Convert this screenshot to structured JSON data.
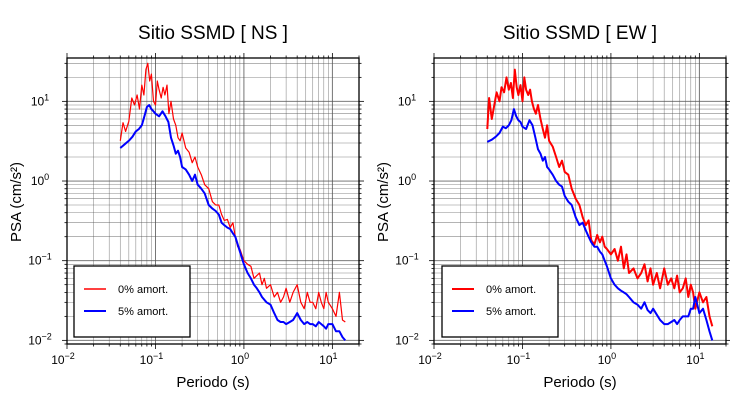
{
  "colors": {
    "undamped": "#ff0000",
    "damped": "#0000ff",
    "grid": "#555555",
    "frame": "#000000"
  },
  "chart_data": [
    {
      "type": "line",
      "title": "Sitio SSMD [ NS ]",
      "xlabel": "Periodo (s)",
      "ylabel": "PSA (cm/s²)",
      "xscale": "log",
      "yscale": "log",
      "xlim": [
        0.01,
        20
      ],
      "ylim": [
        0.009,
        35
      ],
      "x_ticks": [
        {
          "value": 0.01,
          "base": "10",
          "exp": "−2"
        },
        {
          "value": 0.1,
          "base": "10",
          "exp": "−1"
        },
        {
          "value": 1,
          "base": "10",
          "exp": "0"
        },
        {
          "value": 10,
          "base": "10",
          "exp": "1"
        }
      ],
      "y_ticks": [
        {
          "value": 0.01,
          "base": "10",
          "exp": "−2"
        },
        {
          "value": 0.1,
          "base": "10",
          "exp": "−1"
        },
        {
          "value": 1,
          "base": "10",
          "exp": "0"
        },
        {
          "value": 10,
          "base": "10",
          "exp": "1"
        }
      ],
      "grid": true,
      "legend": {
        "position": "bottom-left",
        "entries": [
          "0% amort.",
          "5% amort."
        ]
      },
      "series": [
        {
          "name": "0% amort.",
          "color": "#ff0000",
          "width": 1.2,
          "x": [
            0.04,
            0.043,
            0.046,
            0.05,
            0.054,
            0.058,
            0.062,
            0.066,
            0.07,
            0.074,
            0.078,
            0.082,
            0.086,
            0.09,
            0.095,
            0.1,
            0.105,
            0.11,
            0.116,
            0.122,
            0.128,
            0.135,
            0.142,
            0.15,
            0.16,
            0.17,
            0.18,
            0.19,
            0.2,
            0.22,
            0.24,
            0.26,
            0.28,
            0.3,
            0.33,
            0.36,
            0.4,
            0.44,
            0.48,
            0.52,
            0.56,
            0.6,
            0.65,
            0.7,
            0.75,
            0.8,
            0.85,
            0.9,
            1.0,
            1.1,
            1.2,
            1.3,
            1.4,
            1.5,
            1.6,
            1.7,
            1.8,
            2.0,
            2.2,
            2.4,
            2.6,
            2.8,
            3.0,
            3.3,
            3.6,
            4.0,
            4.4,
            4.8,
            5.2,
            5.6,
            6.0,
            6.5,
            7.0,
            7.5,
            8.0,
            8.5,
            9.0,
            10,
            11,
            12,
            13,
            14
          ],
          "y": [
            3.2,
            5.4,
            4.2,
            5.6,
            11,
            9,
            12,
            8,
            16,
            12,
            25,
            30,
            18,
            22,
            10,
            9,
            18,
            14,
            11,
            15,
            12,
            16,
            7,
            10,
            6,
            5,
            3.5,
            3.2,
            4.0,
            2.6,
            2.3,
            1.7,
            2.0,
            1.5,
            1.2,
            0.9,
            0.8,
            0.55,
            0.5,
            0.5,
            0.38,
            0.32,
            0.33,
            0.26,
            0.3,
            0.2,
            0.15,
            0.14,
            0.1,
            0.09,
            0.085,
            0.06,
            0.065,
            0.07,
            0.05,
            0.06,
            0.045,
            0.05,
            0.035,
            0.04,
            0.03,
            0.035,
            0.045,
            0.03,
            0.04,
            0.05,
            0.03,
            0.025,
            0.04,
            0.03,
            0.03,
            0.025,
            0.04,
            0.03,
            0.025,
            0.04,
            0.03,
            0.025,
            0.02,
            0.04,
            0.018,
            0.017
          ]
        },
        {
          "name": "5% amort.",
          "color": "#0000ff",
          "width": 2,
          "x": [
            0.04,
            0.045,
            0.05,
            0.055,
            0.06,
            0.065,
            0.07,
            0.075,
            0.08,
            0.085,
            0.09,
            0.095,
            0.1,
            0.11,
            0.12,
            0.13,
            0.14,
            0.15,
            0.16,
            0.17,
            0.18,
            0.19,
            0.2,
            0.22,
            0.24,
            0.26,
            0.28,
            0.3,
            0.33,
            0.36,
            0.4,
            0.44,
            0.48,
            0.52,
            0.56,
            0.6,
            0.65,
            0.7,
            0.75,
            0.8,
            0.85,
            0.9,
            1.0,
            1.1,
            1.2,
            1.3,
            1.4,
            1.5,
            1.6,
            1.8,
            2.0,
            2.2,
            2.4,
            2.6,
            2.8,
            3.0,
            3.3,
            3.6,
            4.0,
            4.4,
            4.8,
            5.2,
            5.6,
            6.0,
            6.5,
            7.0,
            7.5,
            8.0,
            8.5,
            9.0,
            10,
            11,
            12,
            13,
            14
          ],
          "y": [
            2.6,
            2.9,
            3.2,
            3.6,
            4.2,
            4.5,
            5.0,
            6.5,
            8.5,
            9.0,
            8.0,
            7.5,
            7.0,
            6.5,
            7.5,
            6.5,
            5.5,
            3.5,
            2.8,
            2.2,
            2.4,
            2.0,
            1.5,
            1.4,
            1.2,
            1.0,
            1.2,
            0.9,
            0.8,
            0.7,
            0.5,
            0.45,
            0.42,
            0.38,
            0.3,
            0.28,
            0.26,
            0.25,
            0.22,
            0.2,
            0.16,
            0.13,
            0.09,
            0.07,
            0.06,
            0.05,
            0.045,
            0.04,
            0.035,
            0.03,
            0.028,
            0.022,
            0.018,
            0.017,
            0.017,
            0.016,
            0.017,
            0.018,
            0.022,
            0.018,
            0.016,
            0.017,
            0.016,
            0.016,
            0.015,
            0.017,
            0.016,
            0.015,
            0.014,
            0.016,
            0.016,
            0.013,
            0.013,
            0.011,
            0.01
          ]
        }
      ]
    },
    {
      "type": "line",
      "title": "Sitio SSMD [ EW ]",
      "xlabel": "Periodo (s)",
      "ylabel": "PSA (cm/s²)",
      "xscale": "log",
      "yscale": "log",
      "xlim": [
        0.01,
        20
      ],
      "ylim": [
        0.009,
        35
      ],
      "x_ticks": [
        {
          "value": 0.01,
          "base": "10",
          "exp": "−2"
        },
        {
          "value": 0.1,
          "base": "10",
          "exp": "−1"
        },
        {
          "value": 1,
          "base": "10",
          "exp": "0"
        },
        {
          "value": 10,
          "base": "10",
          "exp": "1"
        }
      ],
      "y_ticks": [
        {
          "value": 0.01,
          "base": "10",
          "exp": "−2"
        },
        {
          "value": 0.1,
          "base": "10",
          "exp": "−1"
        },
        {
          "value": 1,
          "base": "10",
          "exp": "0"
        },
        {
          "value": 10,
          "base": "10",
          "exp": "1"
        }
      ],
      "grid": true,
      "legend": {
        "position": "bottom-left",
        "entries": [
          "0% amort.",
          "5% amort."
        ]
      },
      "series": [
        {
          "name": "0% amort.",
          "color": "#ff0000",
          "width": 2,
          "x": [
            0.04,
            0.042,
            0.045,
            0.048,
            0.051,
            0.055,
            0.058,
            0.062,
            0.066,
            0.07,
            0.074,
            0.078,
            0.082,
            0.086,
            0.09,
            0.095,
            0.1,
            0.105,
            0.11,
            0.116,
            0.122,
            0.128,
            0.135,
            0.142,
            0.15,
            0.16,
            0.17,
            0.18,
            0.19,
            0.2,
            0.22,
            0.24,
            0.26,
            0.28,
            0.3,
            0.33,
            0.36,
            0.4,
            0.44,
            0.48,
            0.52,
            0.56,
            0.6,
            0.65,
            0.7,
            0.75,
            0.8,
            0.85,
            0.9,
            1.0,
            1.1,
            1.2,
            1.3,
            1.4,
            1.5,
            1.6,
            1.8,
            2.0,
            2.2,
            2.4,
            2.6,
            2.8,
            3.0,
            3.3,
            3.6,
            4.0,
            4.4,
            4.8,
            5.2,
            5.6,
            6.0,
            6.5,
            7.0,
            7.5,
            8.0,
            8.5,
            9.0,
            10,
            11,
            12,
            13,
            14
          ],
          "y": [
            4.5,
            11,
            6,
            9,
            13,
            10,
            15,
            13,
            20,
            14,
            17,
            11,
            25,
            15,
            12,
            16,
            10,
            20,
            14,
            12,
            14,
            10,
            8,
            7,
            9,
            6,
            4.5,
            3.5,
            5,
            3.2,
            2.7,
            2.0,
            1.5,
            1.8,
            1.3,
            1.2,
            0.8,
            0.6,
            0.5,
            0.35,
            0.28,
            0.32,
            0.18,
            0.16,
            0.21,
            0.17,
            0.2,
            0.15,
            0.14,
            0.12,
            0.14,
            0.1,
            0.15,
            0.08,
            0.12,
            0.07,
            0.08,
            0.06,
            0.07,
            0.09,
            0.055,
            0.08,
            0.05,
            0.07,
            0.045,
            0.08,
            0.05,
            0.06,
            0.045,
            0.065,
            0.04,
            0.045,
            0.06,
            0.035,
            0.05,
            0.04,
            0.025,
            0.04,
            0.03,
            0.035,
            0.02,
            0.015
          ]
        },
        {
          "name": "5% amort.",
          "color": "#0000ff",
          "width": 2,
          "x": [
            0.04,
            0.045,
            0.05,
            0.055,
            0.06,
            0.065,
            0.07,
            0.075,
            0.08,
            0.085,
            0.09,
            0.095,
            0.1,
            0.11,
            0.12,
            0.13,
            0.14,
            0.15,
            0.16,
            0.17,
            0.18,
            0.19,
            0.2,
            0.22,
            0.24,
            0.26,
            0.28,
            0.3,
            0.33,
            0.36,
            0.4,
            0.44,
            0.48,
            0.52,
            0.56,
            0.6,
            0.65,
            0.7,
            0.75,
            0.8,
            0.85,
            0.9,
            1.0,
            1.1,
            1.2,
            1.3,
            1.4,
            1.5,
            1.6,
            1.8,
            2.0,
            2.2,
            2.4,
            2.6,
            2.8,
            3.0,
            3.3,
            3.6,
            4.0,
            4.4,
            4.8,
            5.2,
            5.6,
            6.0,
            6.5,
            7.0,
            7.5,
            8.0,
            8.5,
            9.0,
            10,
            11,
            12,
            13,
            14
          ],
          "y": [
            3.1,
            3.3,
            3.6,
            4.0,
            4.8,
            4.6,
            5.0,
            5.8,
            8.0,
            6.5,
            5.8,
            5.5,
            4.8,
            4.5,
            5.8,
            5.0,
            3.5,
            2.5,
            2.2,
            1.8,
            2.0,
            1.5,
            1.4,
            1.2,
            1.0,
            0.9,
            0.85,
            0.65,
            0.55,
            0.5,
            0.35,
            0.28,
            0.3,
            0.24,
            0.2,
            0.17,
            0.15,
            0.15,
            0.13,
            0.12,
            0.1,
            0.085,
            0.06,
            0.05,
            0.045,
            0.042,
            0.04,
            0.038,
            0.035,
            0.03,
            0.028,
            0.025,
            0.03,
            0.024,
            0.022,
            0.025,
            0.021,
            0.018,
            0.016,
            0.016,
            0.017,
            0.018,
            0.016,
            0.018,
            0.02,
            0.02,
            0.02,
            0.025,
            0.025,
            0.035,
            0.022,
            0.025,
            0.018,
            0.013,
            0.01
          ]
        }
      ]
    }
  ]
}
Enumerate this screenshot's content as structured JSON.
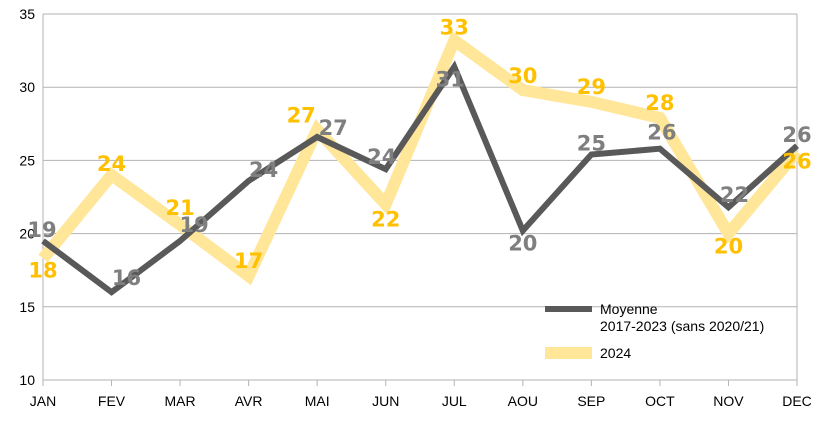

WHAT THE TASK ASKS — Search the preceding listing for the word "screenshot" and pull out every line that holds it.

FINISHED EXERCISE —
Convert this screenshot to structured JSON data.
Enumerate this screenshot's content as structured JSON.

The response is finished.